● **Page**:
Paper Review Process
For the review process at NAACL-HLT 2021, we largely adopted the best practices of other recent virtual conferences, while modifying the format somewhat to treat all papers equally, as described in more detail below. Our paper review process followed the recent trend of a hierarchical organization, with senior area chairs (SACs) that organized coherent research tracks and area chairs (ACs) who shepherded smaller batches of papers within each track.
NAACL-HLT 2021 received 1797 submissions–a record for our conference! We accepted 477 papers, including 350 long and 127 short, for an overall acceptance rate of 26%. The acceptance rate for long papers was higher than short papers (28% vs. 23%), although this gap was smaller than in other recent conferences at least in part due to minor but explicit rebalancing done the the PC chairs. The following graphs show how these numbers break down in comparison to previous years.
From the accepted papers, and based on the nominations from SACs and review by the best paper committee, we selected the best papers in the long and short paper categories, as well as a small number of outstanding papers in each category. The best paper selection process is described here. NAACL-HLT 2021 will also feature 18 papers that were published at Transactions of the Association for Computational Linguistics(TACL) and 4 papers from the journal of Computational Linguistics(CL).
When designing the call for papers, we made an effort to balance the size of the tracks. Recent NLP conferences have had many tracks that received well over 200 submissions, making them mini-conferences of their own. To make the senior area chairs’ jobs more manageable, we split the machine learning track by areas (into “Classification and Structured Prediction Models” and “Language Modeling and Sequence to Sequence Models”) and separated Machine Translation from Multilingual. We also wrote a brief guide to authors, including descriptions of areas, to help them decide which track was most appropriate for their work. Overall, we felt that this did make the organization more manageable and that other tracks, including NLP applications, could possibly benefit from further splitting in future conferences. Otherwise, we followed recent traditions in track selection, including keeping some of the smaller, more recent additions (e.g. Green NLP and Ethics). The following graph shows a list of the paper submission and acceptance numbers per track.

● **Short problem**: What acceptance rates does the review-process page report, and which group of papers does each one cover? The records that come next are material separate from the review-process page.

Box annotation data
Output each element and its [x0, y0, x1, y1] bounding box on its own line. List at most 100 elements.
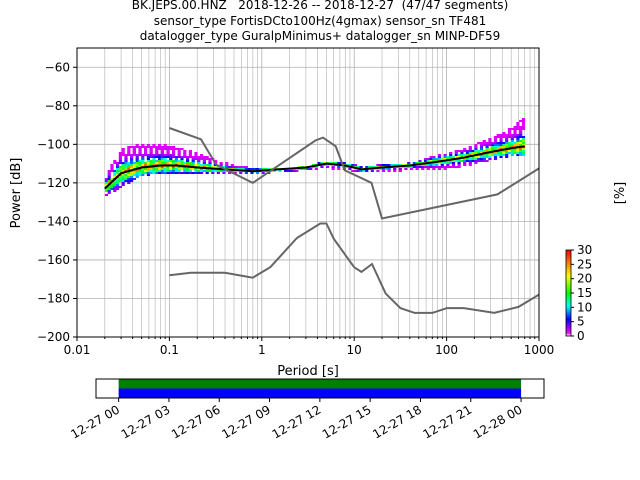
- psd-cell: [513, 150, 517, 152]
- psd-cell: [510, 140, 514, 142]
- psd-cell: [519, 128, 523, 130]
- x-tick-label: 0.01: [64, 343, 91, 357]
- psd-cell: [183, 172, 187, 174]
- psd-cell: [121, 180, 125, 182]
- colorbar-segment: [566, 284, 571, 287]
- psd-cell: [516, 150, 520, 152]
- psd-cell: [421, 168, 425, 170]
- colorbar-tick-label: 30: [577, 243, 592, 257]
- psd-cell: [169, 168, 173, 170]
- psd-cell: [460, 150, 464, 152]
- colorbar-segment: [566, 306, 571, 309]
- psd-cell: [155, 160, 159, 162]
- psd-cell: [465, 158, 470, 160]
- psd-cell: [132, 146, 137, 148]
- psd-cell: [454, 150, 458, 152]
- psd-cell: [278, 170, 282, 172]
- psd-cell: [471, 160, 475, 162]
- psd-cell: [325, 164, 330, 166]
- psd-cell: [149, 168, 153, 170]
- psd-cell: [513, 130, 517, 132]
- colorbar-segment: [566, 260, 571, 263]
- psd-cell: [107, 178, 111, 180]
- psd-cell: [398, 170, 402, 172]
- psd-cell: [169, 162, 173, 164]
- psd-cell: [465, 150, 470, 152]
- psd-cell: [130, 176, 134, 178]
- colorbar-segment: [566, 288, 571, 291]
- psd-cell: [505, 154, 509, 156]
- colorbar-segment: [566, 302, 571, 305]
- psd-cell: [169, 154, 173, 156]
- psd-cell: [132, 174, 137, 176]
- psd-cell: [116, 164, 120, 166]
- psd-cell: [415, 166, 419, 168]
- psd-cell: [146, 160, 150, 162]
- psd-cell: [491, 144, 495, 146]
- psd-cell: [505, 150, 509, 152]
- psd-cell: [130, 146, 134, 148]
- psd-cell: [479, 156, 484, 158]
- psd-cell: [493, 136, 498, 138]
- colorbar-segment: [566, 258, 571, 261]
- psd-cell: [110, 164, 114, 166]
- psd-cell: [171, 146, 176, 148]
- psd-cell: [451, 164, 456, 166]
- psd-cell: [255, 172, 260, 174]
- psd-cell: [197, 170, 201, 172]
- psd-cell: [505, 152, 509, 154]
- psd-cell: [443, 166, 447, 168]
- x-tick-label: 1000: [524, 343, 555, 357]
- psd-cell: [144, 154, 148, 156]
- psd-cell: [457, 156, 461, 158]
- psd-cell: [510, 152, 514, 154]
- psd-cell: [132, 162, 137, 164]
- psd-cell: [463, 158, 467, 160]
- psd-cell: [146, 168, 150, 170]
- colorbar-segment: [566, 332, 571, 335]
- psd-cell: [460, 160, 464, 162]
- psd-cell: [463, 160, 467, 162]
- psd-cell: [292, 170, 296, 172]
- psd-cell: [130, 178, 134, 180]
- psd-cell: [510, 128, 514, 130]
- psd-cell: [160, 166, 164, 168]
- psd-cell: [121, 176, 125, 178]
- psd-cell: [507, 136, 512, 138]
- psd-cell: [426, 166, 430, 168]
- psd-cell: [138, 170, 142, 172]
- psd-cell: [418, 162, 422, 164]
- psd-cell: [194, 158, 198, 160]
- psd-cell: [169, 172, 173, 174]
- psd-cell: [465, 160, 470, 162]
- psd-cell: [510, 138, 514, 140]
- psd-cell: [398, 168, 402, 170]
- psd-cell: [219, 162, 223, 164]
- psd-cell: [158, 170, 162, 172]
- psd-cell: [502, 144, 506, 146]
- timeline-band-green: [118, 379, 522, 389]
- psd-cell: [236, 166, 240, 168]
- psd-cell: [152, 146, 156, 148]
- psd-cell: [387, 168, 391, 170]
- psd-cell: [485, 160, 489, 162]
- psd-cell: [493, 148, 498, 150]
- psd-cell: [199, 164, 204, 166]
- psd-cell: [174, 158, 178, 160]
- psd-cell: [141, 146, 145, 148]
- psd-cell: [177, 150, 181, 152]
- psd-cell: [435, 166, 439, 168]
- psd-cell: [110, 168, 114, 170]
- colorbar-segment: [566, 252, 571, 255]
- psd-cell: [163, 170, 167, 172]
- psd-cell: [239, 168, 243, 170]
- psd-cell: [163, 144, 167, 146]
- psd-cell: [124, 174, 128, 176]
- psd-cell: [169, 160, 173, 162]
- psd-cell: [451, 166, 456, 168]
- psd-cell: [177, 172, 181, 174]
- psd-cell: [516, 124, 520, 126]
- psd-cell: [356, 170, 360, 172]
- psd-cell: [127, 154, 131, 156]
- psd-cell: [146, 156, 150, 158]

● **Solution below**:
- 26%: all papers (overall acceptance rate)
- 28%: long papers
- 23%: short papers